Data to process
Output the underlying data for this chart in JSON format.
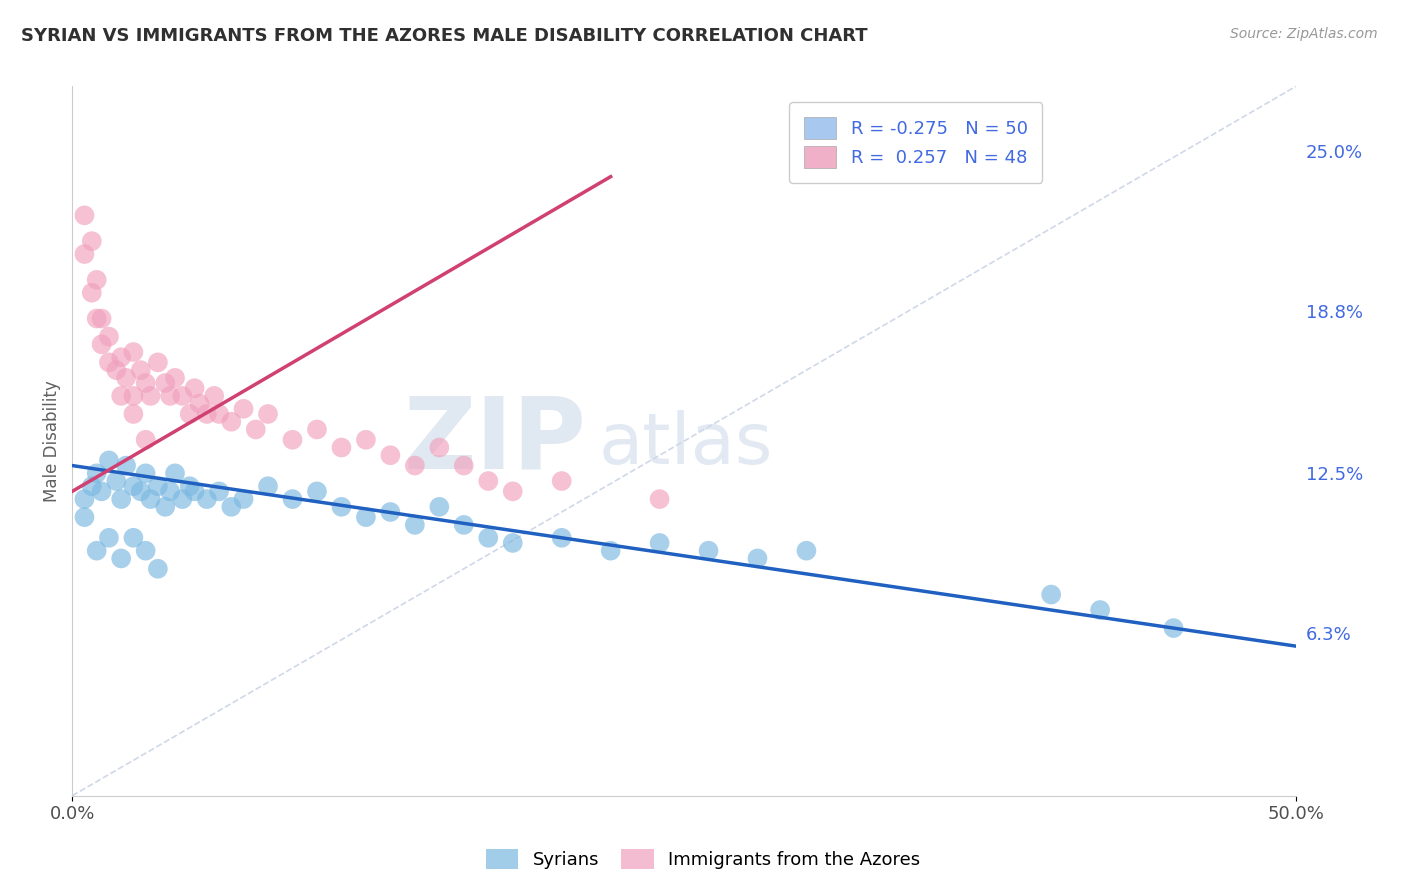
{
  "title": "SYRIAN VS IMMIGRANTS FROM THE AZORES MALE DISABILITY CORRELATION CHART",
  "source": "Source: ZipAtlas.com",
  "ylabel": "Male Disability",
  "xlim": [
    0.0,
    0.5
  ],
  "ylim": [
    0.0,
    0.275
  ],
  "y_tick_right": [
    0.063,
    0.125,
    0.188,
    0.25
  ],
  "y_tick_right_labels": [
    "6.3%",
    "12.5%",
    "18.8%",
    "25.0%"
  ],
  "watermark_zip": "ZIP",
  "watermark_atlas": "atlas",
  "legend_entry1": "R = -0.275   N = 50",
  "legend_entry2": "R =  0.257   N = 48",
  "legend_color1": "#a8c8f0",
  "legend_color2": "#f0b0c8",
  "syrians_color": "#7ab8e0",
  "azores_color": "#f0a0bc",
  "syrians_line_color": "#2060c0",
  "azores_line_color": "#d04070",
  "background_color": "#ffffff",
  "grid_color": "#c8d4e8",
  "title_color": "#303030",
  "diag_color": "#d0d8e8",
  "right_axis_color": "#4169e1",
  "syrians_scatter_x": [
    0.005,
    0.008,
    0.01,
    0.012,
    0.015,
    0.018,
    0.02,
    0.022,
    0.025,
    0.028,
    0.03,
    0.032,
    0.035,
    0.038,
    0.04,
    0.042,
    0.045,
    0.048,
    0.05,
    0.055,
    0.06,
    0.065,
    0.07,
    0.08,
    0.09,
    0.1,
    0.11,
    0.12,
    0.13,
    0.14,
    0.15,
    0.16,
    0.17,
    0.18,
    0.2,
    0.22,
    0.24,
    0.26,
    0.28,
    0.3,
    0.005,
    0.01,
    0.015,
    0.02,
    0.025,
    0.03,
    0.035,
    0.4,
    0.42,
    0.45
  ],
  "syrians_scatter_y": [
    0.115,
    0.12,
    0.125,
    0.118,
    0.13,
    0.122,
    0.115,
    0.128,
    0.12,
    0.118,
    0.125,
    0.115,
    0.12,
    0.112,
    0.118,
    0.125,
    0.115,
    0.12,
    0.118,
    0.115,
    0.118,
    0.112,
    0.115,
    0.12,
    0.115,
    0.118,
    0.112,
    0.108,
    0.11,
    0.105,
    0.112,
    0.105,
    0.1,
    0.098,
    0.1,
    0.095,
    0.098,
    0.095,
    0.092,
    0.095,
    0.108,
    0.095,
    0.1,
    0.092,
    0.1,
    0.095,
    0.088,
    0.078,
    0.072,
    0.065
  ],
  "azores_scatter_x": [
    0.005,
    0.008,
    0.01,
    0.012,
    0.015,
    0.018,
    0.02,
    0.022,
    0.025,
    0.025,
    0.028,
    0.03,
    0.032,
    0.035,
    0.038,
    0.04,
    0.042,
    0.045,
    0.048,
    0.05,
    0.052,
    0.055,
    0.058,
    0.06,
    0.065,
    0.07,
    0.075,
    0.08,
    0.09,
    0.1,
    0.11,
    0.12,
    0.13,
    0.14,
    0.15,
    0.16,
    0.17,
    0.18,
    0.2,
    0.24,
    0.005,
    0.008,
    0.01,
    0.012,
    0.015,
    0.02,
    0.025,
    0.03
  ],
  "azores_scatter_y": [
    0.21,
    0.195,
    0.185,
    0.175,
    0.168,
    0.165,
    0.17,
    0.162,
    0.155,
    0.172,
    0.165,
    0.16,
    0.155,
    0.168,
    0.16,
    0.155,
    0.162,
    0.155,
    0.148,
    0.158,
    0.152,
    0.148,
    0.155,
    0.148,
    0.145,
    0.15,
    0.142,
    0.148,
    0.138,
    0.142,
    0.135,
    0.138,
    0.132,
    0.128,
    0.135,
    0.128,
    0.122,
    0.118,
    0.122,
    0.115,
    0.225,
    0.215,
    0.2,
    0.185,
    0.178,
    0.155,
    0.148,
    0.138
  ],
  "syrians_trend_x0": 0.0,
  "syrians_trend_y0": 0.128,
  "syrians_trend_x1": 0.5,
  "syrians_trend_y1": 0.058,
  "azores_trend_x0": 0.0,
  "azores_trend_y0": 0.118,
  "azores_trend_x1": 0.22,
  "azores_trend_y1": 0.24
}
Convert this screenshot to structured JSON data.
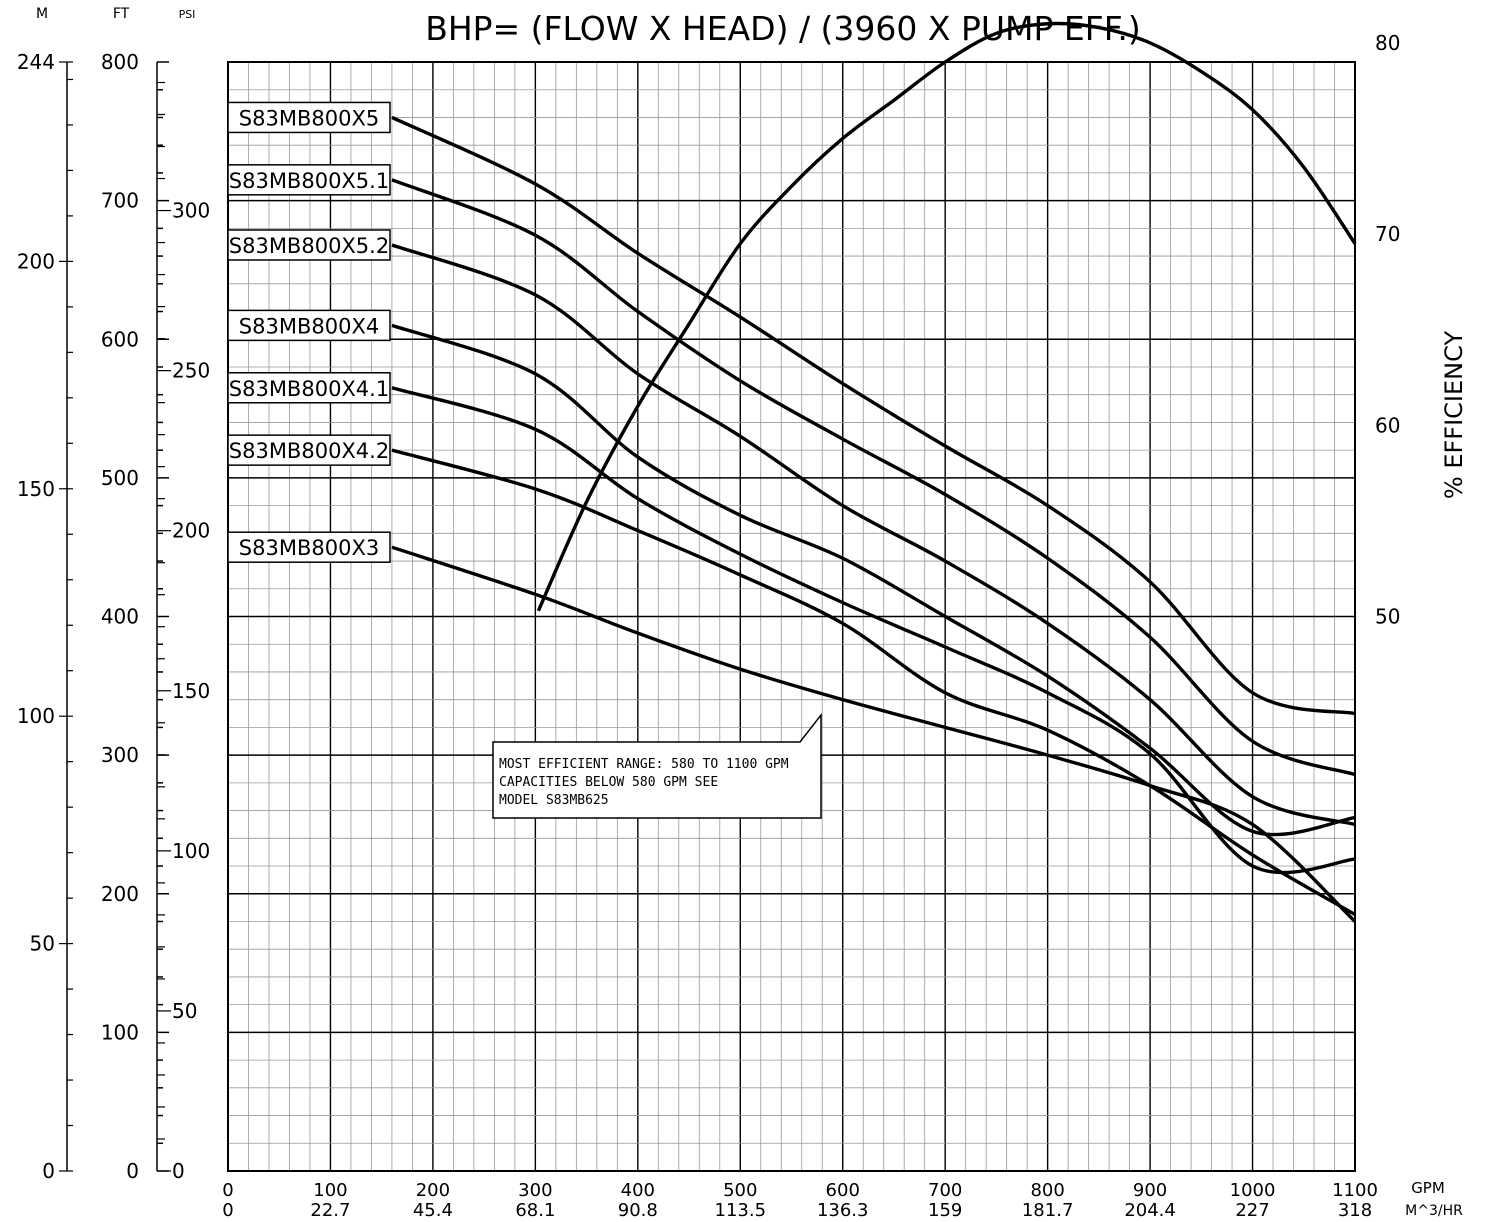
{
  "chart_data": {
    "type": "line",
    "title": "BHP= (FLOW X HEAD) / (3960 X PUMP EFF.)",
    "axes": {
      "meters": {
        "unit": "M",
        "ticks": [
          "244",
          "200",
          "150",
          "100",
          "50",
          "0"
        ]
      },
      "feet": {
        "unit": "FT",
        "ticks": [
          "800",
          "700",
          "600",
          "500",
          "400",
          "300",
          "200",
          "100",
          "0"
        ],
        "range": [
          0,
          800
        ]
      },
      "psi": {
        "unit": "PSI",
        "ticks": [
          "300",
          "250",
          "200",
          "150",
          "100",
          "50",
          "0"
        ]
      },
      "x_gpm": {
        "unit": "GPM",
        "ticks": [
          "0",
          "100",
          "200",
          "300",
          "400",
          "500",
          "600",
          "700",
          "800",
          "900",
          "1000",
          "1100"
        ],
        "range": [
          0,
          1100
        ]
      },
      "x_m3hr": {
        "unit": "M^3/HR",
        "ticks": [
          "0",
          "22.7",
          "45.4",
          "68.1",
          "90.8",
          "113.5",
          "136.3",
          "159",
          "181.7",
          "204.4",
          "227",
          "318"
        ]
      },
      "efficiency": {
        "label": "% EFFICIENCY",
        "ticks": [
          "80",
          "70",
          "60",
          "50"
        ]
      }
    },
    "series": [
      {
        "name": "S83MB800X5",
        "x": [
          160,
          300,
          400,
          500,
          600,
          700,
          800,
          900,
          1000,
          1100
        ],
        "y": [
          760,
          712,
          662,
          616,
          568,
          523,
          480,
          425,
          345,
          330
        ]
      },
      {
        "name": "S83MB800X5.1",
        "x": [
          160,
          300,
          400,
          500,
          600,
          700,
          800,
          900,
          1000,
          1100
        ],
        "y": [
          715,
          675,
          620,
          570,
          528,
          488,
          442,
          385,
          310,
          286
        ]
      },
      {
        "name": "S83MB800X5.2",
        "x": [
          160,
          300,
          400,
          500,
          600,
          700,
          800,
          900,
          1000,
          1100
        ],
        "y": [
          668,
          632,
          575,
          530,
          480,
          440,
          395,
          340,
          270,
          250
        ]
      },
      {
        "name": "S83MB800X4",
        "x": [
          160,
          300,
          400,
          500,
          600,
          700,
          800,
          900,
          1000,
          1100
        ],
        "y": [
          610,
          575,
          515,
          473,
          442,
          400,
          357,
          305,
          245,
          255
        ]
      },
      {
        "name": "S83MB800X4.1",
        "x": [
          160,
          300,
          400,
          500,
          600,
          700,
          800,
          900,
          1000,
          1100
        ],
        "y": [
          565,
          535,
          485,
          445,
          410,
          378,
          345,
          301,
          220,
          225
        ]
      },
      {
        "name": "S83MB800X4.2",
        "x": [
          160,
          300,
          400,
          500,
          600,
          700,
          800,
          900,
          1000,
          1100
        ],
        "y": [
          520,
          492,
          462,
          430,
          395,
          345,
          318,
          278,
          228,
          185
        ]
      },
      {
        "name": "S83MB800X3",
        "x": [
          160,
          300,
          400,
          500,
          600,
          700,
          800,
          900,
          1000,
          1100
        ],
        "y": [
          450,
          416,
          388,
          362,
          340,
          320,
          300,
          278,
          250,
          180
        ]
      }
    ],
    "efficiency_curve": {
      "x": [
        303,
        350,
        400,
        450,
        500,
        550,
        600,
        650,
        700,
        750,
        800,
        850,
        900,
        950,
        1000,
        1050,
        1100
      ],
      "y": [
        50.3,
        56.0,
        61.0,
        65.3,
        69.5,
        72.5,
        75.0,
        77.0,
        79.0,
        80.5,
        81.0,
        80.8,
        80.0,
        78.5,
        76.5,
        73.5,
        69.5
      ]
    },
    "efficiency_range": [
      40,
      88
    ],
    "grid": true,
    "annotation": {
      "line1": "MOST EFFICIENT RANGE: 580 TO 1100 GPM",
      "line2": "CAPACITIES BELOW 580 GPM SEE",
      "line3": "MODEL S83MB625"
    }
  }
}
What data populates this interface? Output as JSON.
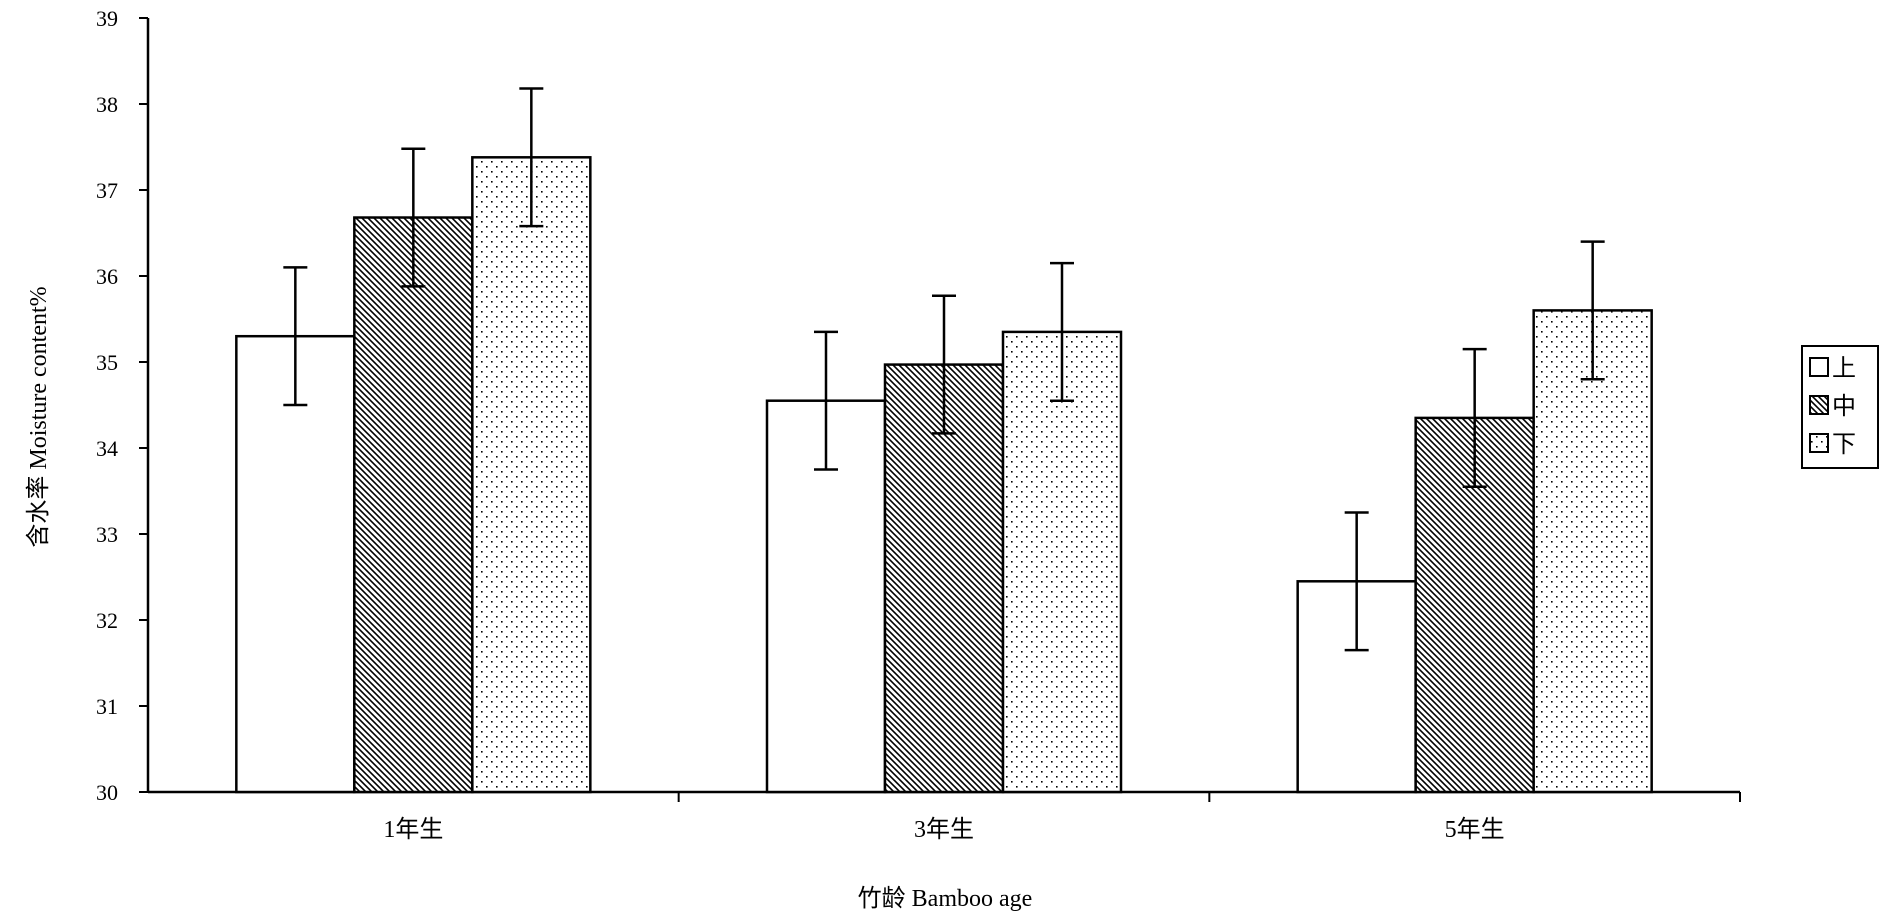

Written task
In the listing above, find each line with the word "name" and copy it.

Exercise result
        "name": "S83MB800X5",
        "name": "S83MB800X5.1",
        "name": "S83MB800X5.2",
        "name": "S83MB800X4",
        "name": "S83MB800X4.1",
        "name": "S83MB800X4.2",
        "name": "S83MB800X3",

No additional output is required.